(Dataset entries)
____________
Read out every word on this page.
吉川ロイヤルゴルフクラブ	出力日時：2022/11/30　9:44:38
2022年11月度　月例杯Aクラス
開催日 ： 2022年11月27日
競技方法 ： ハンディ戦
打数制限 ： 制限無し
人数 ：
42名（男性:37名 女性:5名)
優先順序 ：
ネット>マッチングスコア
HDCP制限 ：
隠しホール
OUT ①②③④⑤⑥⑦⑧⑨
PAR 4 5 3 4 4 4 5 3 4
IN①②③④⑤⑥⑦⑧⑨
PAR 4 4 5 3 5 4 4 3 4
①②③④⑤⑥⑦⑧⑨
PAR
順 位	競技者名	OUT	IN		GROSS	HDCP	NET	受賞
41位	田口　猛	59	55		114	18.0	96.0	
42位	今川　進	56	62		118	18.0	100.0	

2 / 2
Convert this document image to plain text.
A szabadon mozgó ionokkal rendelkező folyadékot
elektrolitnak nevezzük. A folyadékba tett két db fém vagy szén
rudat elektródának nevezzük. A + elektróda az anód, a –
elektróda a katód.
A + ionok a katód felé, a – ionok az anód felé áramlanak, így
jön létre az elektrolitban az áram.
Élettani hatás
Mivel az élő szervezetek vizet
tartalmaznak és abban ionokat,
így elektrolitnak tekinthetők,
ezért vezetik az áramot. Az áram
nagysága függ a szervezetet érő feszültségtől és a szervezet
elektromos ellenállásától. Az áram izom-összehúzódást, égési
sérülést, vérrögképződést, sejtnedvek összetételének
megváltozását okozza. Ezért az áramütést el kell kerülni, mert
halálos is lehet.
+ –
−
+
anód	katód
____________
Going through the entries above, tally each line that has the word "katód". Answer with the number only.

3